WHAT IS NEEDED>
Gather the lines from the material that contain "median".

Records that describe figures
┌────────
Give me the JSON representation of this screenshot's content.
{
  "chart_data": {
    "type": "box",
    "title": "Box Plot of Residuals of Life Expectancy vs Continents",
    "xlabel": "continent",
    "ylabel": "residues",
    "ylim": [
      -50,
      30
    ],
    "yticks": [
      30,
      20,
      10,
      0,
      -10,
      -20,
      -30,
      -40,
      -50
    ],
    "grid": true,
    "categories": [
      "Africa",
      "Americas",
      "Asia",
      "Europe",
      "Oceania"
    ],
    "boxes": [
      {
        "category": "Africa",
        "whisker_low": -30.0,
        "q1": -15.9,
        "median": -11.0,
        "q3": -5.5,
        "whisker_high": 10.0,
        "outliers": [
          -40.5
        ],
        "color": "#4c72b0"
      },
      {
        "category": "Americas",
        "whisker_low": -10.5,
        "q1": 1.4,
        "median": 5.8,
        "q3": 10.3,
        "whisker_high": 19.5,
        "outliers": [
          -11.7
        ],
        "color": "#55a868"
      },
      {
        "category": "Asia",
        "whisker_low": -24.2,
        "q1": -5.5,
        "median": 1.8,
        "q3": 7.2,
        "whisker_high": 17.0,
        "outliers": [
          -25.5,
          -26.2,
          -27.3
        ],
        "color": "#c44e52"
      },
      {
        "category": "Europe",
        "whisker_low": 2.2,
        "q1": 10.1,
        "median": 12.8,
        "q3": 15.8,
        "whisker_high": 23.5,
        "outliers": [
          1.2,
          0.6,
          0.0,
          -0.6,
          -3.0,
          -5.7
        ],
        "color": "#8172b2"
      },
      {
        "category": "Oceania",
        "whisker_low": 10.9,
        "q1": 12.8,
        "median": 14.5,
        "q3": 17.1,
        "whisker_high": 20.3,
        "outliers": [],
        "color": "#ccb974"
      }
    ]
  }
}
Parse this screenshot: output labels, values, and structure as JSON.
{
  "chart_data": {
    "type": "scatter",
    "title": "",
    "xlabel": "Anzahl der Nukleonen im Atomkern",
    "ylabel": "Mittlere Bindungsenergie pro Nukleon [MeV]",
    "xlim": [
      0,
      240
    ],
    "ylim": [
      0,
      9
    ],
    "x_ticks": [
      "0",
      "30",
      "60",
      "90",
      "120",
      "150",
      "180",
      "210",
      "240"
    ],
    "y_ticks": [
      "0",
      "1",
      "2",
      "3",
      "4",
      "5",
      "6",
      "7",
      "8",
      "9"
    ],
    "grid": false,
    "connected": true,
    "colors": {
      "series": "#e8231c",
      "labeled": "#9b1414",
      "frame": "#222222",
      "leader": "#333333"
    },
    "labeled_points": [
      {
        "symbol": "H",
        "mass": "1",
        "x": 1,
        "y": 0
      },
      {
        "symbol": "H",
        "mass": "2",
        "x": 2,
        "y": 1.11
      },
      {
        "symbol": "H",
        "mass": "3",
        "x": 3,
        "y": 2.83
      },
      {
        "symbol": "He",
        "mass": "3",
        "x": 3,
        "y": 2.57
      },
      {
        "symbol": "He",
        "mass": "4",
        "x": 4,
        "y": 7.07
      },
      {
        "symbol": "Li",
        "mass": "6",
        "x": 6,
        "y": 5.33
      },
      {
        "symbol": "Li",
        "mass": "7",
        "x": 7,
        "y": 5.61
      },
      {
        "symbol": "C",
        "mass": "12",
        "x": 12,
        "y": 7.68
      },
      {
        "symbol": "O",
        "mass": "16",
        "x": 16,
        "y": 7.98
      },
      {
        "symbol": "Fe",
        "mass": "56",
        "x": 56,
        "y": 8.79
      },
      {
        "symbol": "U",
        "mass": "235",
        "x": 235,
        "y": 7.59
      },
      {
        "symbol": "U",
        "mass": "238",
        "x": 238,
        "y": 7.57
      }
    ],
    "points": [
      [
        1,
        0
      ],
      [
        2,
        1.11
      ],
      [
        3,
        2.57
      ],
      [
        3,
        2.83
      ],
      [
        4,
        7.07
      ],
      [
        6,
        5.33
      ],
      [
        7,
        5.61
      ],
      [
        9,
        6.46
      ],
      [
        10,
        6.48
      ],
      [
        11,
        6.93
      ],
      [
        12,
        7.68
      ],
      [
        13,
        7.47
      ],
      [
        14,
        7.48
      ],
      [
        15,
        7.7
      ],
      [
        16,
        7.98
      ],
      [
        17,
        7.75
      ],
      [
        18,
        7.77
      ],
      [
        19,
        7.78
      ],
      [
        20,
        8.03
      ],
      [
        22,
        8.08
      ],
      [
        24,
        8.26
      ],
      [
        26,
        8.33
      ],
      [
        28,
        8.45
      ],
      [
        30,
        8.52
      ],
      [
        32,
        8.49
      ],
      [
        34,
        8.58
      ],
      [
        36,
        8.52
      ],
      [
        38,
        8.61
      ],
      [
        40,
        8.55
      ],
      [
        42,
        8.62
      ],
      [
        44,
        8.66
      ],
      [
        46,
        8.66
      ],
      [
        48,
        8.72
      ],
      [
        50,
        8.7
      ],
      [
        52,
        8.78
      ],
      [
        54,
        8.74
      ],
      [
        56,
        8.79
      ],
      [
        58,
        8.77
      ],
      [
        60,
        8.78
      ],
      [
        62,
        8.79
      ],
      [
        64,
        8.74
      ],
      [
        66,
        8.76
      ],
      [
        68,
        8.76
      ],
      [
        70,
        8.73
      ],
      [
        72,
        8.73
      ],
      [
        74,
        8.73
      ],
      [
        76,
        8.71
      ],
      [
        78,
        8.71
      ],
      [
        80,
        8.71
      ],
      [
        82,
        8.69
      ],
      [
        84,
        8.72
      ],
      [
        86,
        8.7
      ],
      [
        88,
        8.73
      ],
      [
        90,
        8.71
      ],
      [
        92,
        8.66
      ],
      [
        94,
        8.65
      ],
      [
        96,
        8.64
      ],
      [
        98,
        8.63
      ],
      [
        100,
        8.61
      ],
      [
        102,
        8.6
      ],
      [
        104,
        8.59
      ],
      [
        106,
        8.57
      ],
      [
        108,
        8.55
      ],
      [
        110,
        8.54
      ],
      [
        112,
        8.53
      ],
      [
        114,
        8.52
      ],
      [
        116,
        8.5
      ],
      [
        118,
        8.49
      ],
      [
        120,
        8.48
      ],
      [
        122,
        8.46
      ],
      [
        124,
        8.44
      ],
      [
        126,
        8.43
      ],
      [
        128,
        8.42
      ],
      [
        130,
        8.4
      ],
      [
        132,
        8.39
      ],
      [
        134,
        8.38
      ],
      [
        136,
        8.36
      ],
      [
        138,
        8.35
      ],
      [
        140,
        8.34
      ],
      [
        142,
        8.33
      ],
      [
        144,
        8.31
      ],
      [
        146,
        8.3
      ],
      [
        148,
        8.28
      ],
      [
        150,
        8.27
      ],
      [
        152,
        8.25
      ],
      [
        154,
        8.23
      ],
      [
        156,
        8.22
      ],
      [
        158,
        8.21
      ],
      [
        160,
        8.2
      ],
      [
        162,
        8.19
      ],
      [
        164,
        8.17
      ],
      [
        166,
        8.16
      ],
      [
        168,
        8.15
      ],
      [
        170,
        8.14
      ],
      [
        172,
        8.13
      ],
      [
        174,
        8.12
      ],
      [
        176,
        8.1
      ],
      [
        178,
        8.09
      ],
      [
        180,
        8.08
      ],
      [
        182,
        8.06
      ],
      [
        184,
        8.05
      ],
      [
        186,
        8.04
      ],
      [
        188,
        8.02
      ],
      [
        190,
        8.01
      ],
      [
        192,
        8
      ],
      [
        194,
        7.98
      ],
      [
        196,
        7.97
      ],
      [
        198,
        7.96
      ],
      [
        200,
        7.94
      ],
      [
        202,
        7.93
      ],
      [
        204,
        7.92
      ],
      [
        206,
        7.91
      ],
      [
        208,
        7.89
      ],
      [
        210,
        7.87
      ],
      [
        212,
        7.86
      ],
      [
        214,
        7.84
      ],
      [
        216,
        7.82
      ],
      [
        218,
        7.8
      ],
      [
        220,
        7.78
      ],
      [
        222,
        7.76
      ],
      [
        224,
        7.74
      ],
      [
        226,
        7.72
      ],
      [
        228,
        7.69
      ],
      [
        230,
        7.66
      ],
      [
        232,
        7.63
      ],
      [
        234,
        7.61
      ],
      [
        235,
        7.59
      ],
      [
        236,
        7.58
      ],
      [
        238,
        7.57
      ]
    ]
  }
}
└────────
RESPONSE TO THE EXERCISE>
        "median": -11.0,
        "median": 5.8,
        "median": 1.8,
        "median": 12.8,
        "median": 14.5,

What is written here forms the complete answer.